Items from a data source
━━━━━━━━━━━━━━━━
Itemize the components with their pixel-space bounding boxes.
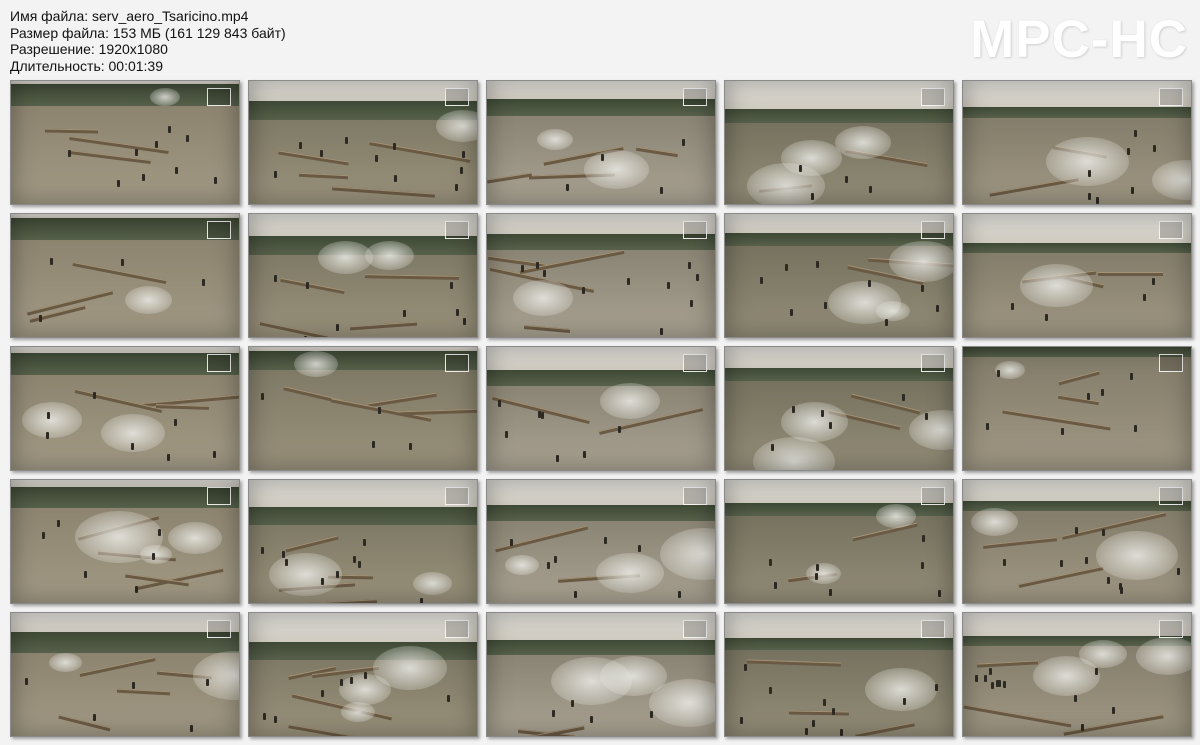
video-thumbnail [10, 346, 240, 471]
video-thumbnail [248, 612, 478, 737]
file-info: Имя файла: serv_aero_Tsaricino.mp4 Разме… [10, 8, 286, 74]
vignette [11, 81, 239, 204]
vignette [11, 214, 239, 337]
vignette [11, 613, 239, 736]
video-thumbnail [724, 80, 954, 205]
video-thumbnail [248, 479, 478, 604]
vignette [487, 347, 715, 470]
video-thumbnail [248, 80, 478, 205]
video-thumbnail [486, 612, 716, 737]
vignette [725, 613, 953, 736]
duration-line: Длительность: 00:01:39 [10, 57, 164, 74]
video-thumbnail [962, 346, 1192, 471]
video-thumbnail [724, 479, 954, 604]
vignette [487, 613, 715, 736]
vignette [11, 347, 239, 470]
video-thumbnail [962, 213, 1192, 338]
video-thumbnail [962, 80, 1192, 205]
video-thumbnail [724, 346, 954, 471]
vignette [725, 81, 953, 204]
vignette [487, 214, 715, 337]
thumbnail-grid [10, 80, 1192, 737]
video-thumbnail [248, 346, 478, 471]
video-thumbnail [486, 213, 716, 338]
mpc-hc-logo: MPC-HC [970, 10, 1188, 69]
vignette [249, 214, 477, 337]
vignette [725, 480, 953, 603]
video-thumbnail [10, 80, 240, 205]
video-thumbnail [10, 479, 240, 604]
vignette [249, 347, 477, 470]
vignette [725, 347, 953, 470]
video-thumbnail [962, 612, 1192, 737]
vignette [963, 613, 1191, 736]
thumbnail-sheet: Имя файла: serv_aero_Tsaricino.mp4 Разме… [0, 0, 1200, 745]
video-thumbnail [486, 346, 716, 471]
video-thumbnail [962, 479, 1192, 604]
filesize-line: Размер файла: 153 МБ (161 129 843 байт) [10, 24, 286, 41]
vignette [249, 81, 477, 204]
vignette [963, 480, 1191, 603]
filename-line: Имя файла: serv_aero_Tsaricino.mp4 [10, 8, 249, 24]
vignette [487, 81, 715, 204]
video-thumbnail [724, 612, 954, 737]
vignette [249, 613, 477, 736]
vignette [963, 214, 1191, 337]
vignette [963, 347, 1191, 470]
video-thumbnail [486, 479, 716, 604]
vignette [487, 480, 715, 603]
video-thumbnail [10, 213, 240, 338]
resolution-line: Разрешение: 1920x1080 [10, 41, 168, 57]
vignette [963, 81, 1191, 204]
video-thumbnail [248, 213, 478, 338]
vignette [249, 480, 477, 603]
video-thumbnail [486, 80, 716, 205]
vignette [725, 214, 953, 337]
vignette [11, 480, 239, 603]
video-thumbnail [10, 612, 240, 737]
video-thumbnail [724, 213, 954, 338]
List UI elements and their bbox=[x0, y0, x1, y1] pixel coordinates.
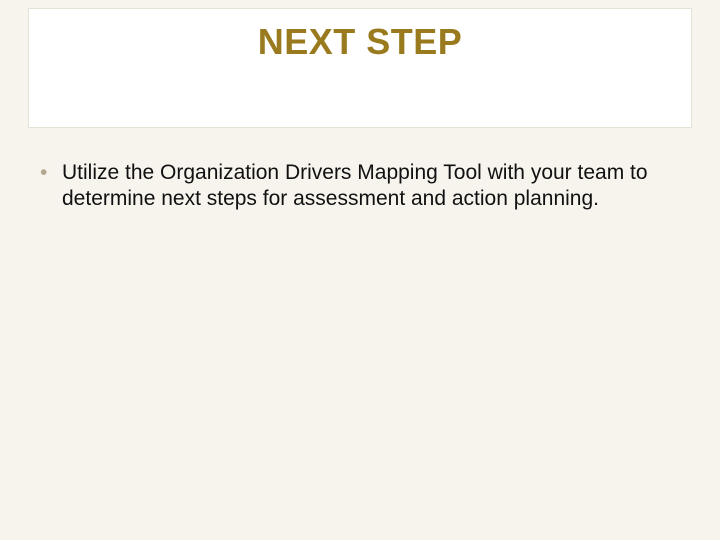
━━━━━━━━━━━━━━━━
#### [Problem details]
Reproduce every row above word for word, omitting the pictures.

#### [Correct result]
Itemize the components with their pixel-space bounding boxes.
video-thumbnail [10, 346, 240, 471]
video-thumbnail [248, 612, 478, 737]
file-info: Имя файла: serv_aero_Tsaricino.mp4 Разме… [10, 8, 286, 74]
vignette [11, 81, 239, 204]
vignette [11, 214, 239, 337]
vignette [11, 613, 239, 736]
video-thumbnail [724, 80, 954, 205]
video-thumbnail [248, 479, 478, 604]
vignette [487, 347, 715, 470]
video-thumbnail [248, 80, 478, 205]
video-thumbnail [486, 612, 716, 737]
vignette [725, 613, 953, 736]
duration-line: Длительность: 00:01:39 [10, 57, 164, 74]
video-thumbnail [962, 346, 1192, 471]
video-thumbnail [724, 479, 954, 604]
vignette [487, 613, 715, 736]
vignette [11, 347, 239, 470]
video-thumbnail [962, 213, 1192, 338]
video-thumbnail [962, 80, 1192, 205]
video-thumbnail [724, 346, 954, 471]
vignette [725, 81, 953, 204]
vignette [487, 214, 715, 337]
thumbnail-grid [10, 80, 1192, 737]
video-thumbnail [248, 346, 478, 471]
video-thumbnail [486, 213, 716, 338]
mpc-hc-logo: MPC-HC [970, 10, 1188, 69]
vignette [249, 214, 477, 337]
vignette [725, 480, 953, 603]
video-thumbnail [10, 80, 240, 205]
video-thumbnail [10, 479, 240, 604]
vignette [249, 347, 477, 470]
vignette [725, 347, 953, 470]
video-thumbnail [962, 612, 1192, 737]
vignette [963, 613, 1191, 736]
thumbnail-sheet: Имя файла: serv_aero_Tsaricino.mp4 Разме… [0, 0, 1200, 745]
video-thumbnail [486, 346, 716, 471]
video-thumbnail [962, 479, 1192, 604]
filesize-line: Размер файла: 153 МБ (161 129 843 байт) [10, 24, 286, 41]
vignette [249, 81, 477, 204]
vignette [963, 480, 1191, 603]
filename-line: Имя файла: serv_aero_Tsaricino.mp4 [10, 8, 249, 24]
vignette [487, 81, 715, 204]
video-thumbnail [724, 612, 954, 737]
vignette [249, 613, 477, 736]
vignette [963, 214, 1191, 337]
vignette [963, 347, 1191, 470]
video-thumbnail [486, 479, 716, 604]
vignette [487, 480, 715, 603]
video-thumbnail [10, 213, 240, 338]
resolution-line: Разрешение: 1920x1080 [10, 41, 168, 57]
vignette [963, 81, 1191, 204]
video-thumbnail [248, 213, 478, 338]
vignette [249, 480, 477, 603]
video-thumbnail [486, 80, 716, 205]
vignette [725, 214, 953, 337]
vignette [11, 480, 239, 603]
video-thumbnail [10, 612, 240, 737]
video-thumbnail [724, 213, 954, 338]
List UI elements and their bbox=[x0, y0, x1, y1] pixel coordinates.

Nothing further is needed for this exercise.